GIVEN INSTRUCTION |
In the entries below, find the lines with the word "ASML" and copy them.

DATASET ENTRIES |
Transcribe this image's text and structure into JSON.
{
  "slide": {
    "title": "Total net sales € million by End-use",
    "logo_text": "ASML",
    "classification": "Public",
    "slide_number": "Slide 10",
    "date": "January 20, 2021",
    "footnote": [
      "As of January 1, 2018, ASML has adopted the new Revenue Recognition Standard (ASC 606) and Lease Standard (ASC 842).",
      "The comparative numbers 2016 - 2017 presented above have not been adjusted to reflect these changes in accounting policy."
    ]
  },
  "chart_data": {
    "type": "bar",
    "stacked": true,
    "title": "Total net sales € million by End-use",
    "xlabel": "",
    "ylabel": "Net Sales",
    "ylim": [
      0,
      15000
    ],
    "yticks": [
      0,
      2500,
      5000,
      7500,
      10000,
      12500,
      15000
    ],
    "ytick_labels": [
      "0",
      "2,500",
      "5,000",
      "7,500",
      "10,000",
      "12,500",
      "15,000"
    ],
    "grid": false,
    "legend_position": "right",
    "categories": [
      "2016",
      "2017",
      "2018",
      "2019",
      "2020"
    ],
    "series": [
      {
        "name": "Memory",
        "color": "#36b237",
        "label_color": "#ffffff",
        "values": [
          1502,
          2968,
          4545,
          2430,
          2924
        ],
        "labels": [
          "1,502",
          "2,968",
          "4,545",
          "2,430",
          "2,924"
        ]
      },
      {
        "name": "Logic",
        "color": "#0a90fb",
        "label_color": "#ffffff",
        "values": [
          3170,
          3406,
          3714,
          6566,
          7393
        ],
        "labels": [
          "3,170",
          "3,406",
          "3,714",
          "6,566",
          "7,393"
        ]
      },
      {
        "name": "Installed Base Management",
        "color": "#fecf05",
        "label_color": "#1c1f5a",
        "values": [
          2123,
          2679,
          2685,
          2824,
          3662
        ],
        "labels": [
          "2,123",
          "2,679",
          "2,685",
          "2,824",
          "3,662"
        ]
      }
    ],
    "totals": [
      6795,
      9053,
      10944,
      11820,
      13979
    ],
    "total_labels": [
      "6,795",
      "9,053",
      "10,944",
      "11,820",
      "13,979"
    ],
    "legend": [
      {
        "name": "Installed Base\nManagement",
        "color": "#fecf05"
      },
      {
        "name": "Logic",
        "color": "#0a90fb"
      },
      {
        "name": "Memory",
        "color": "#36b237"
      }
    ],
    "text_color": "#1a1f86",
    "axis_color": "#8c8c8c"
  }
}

EXPECTED OUTPUT |
    "logo_text": "ASML",
      "As of January 1, 2018, ASML has adopted the new Revenue Recognition Standard (ASC 606) and Lease Standard (ASC 842).",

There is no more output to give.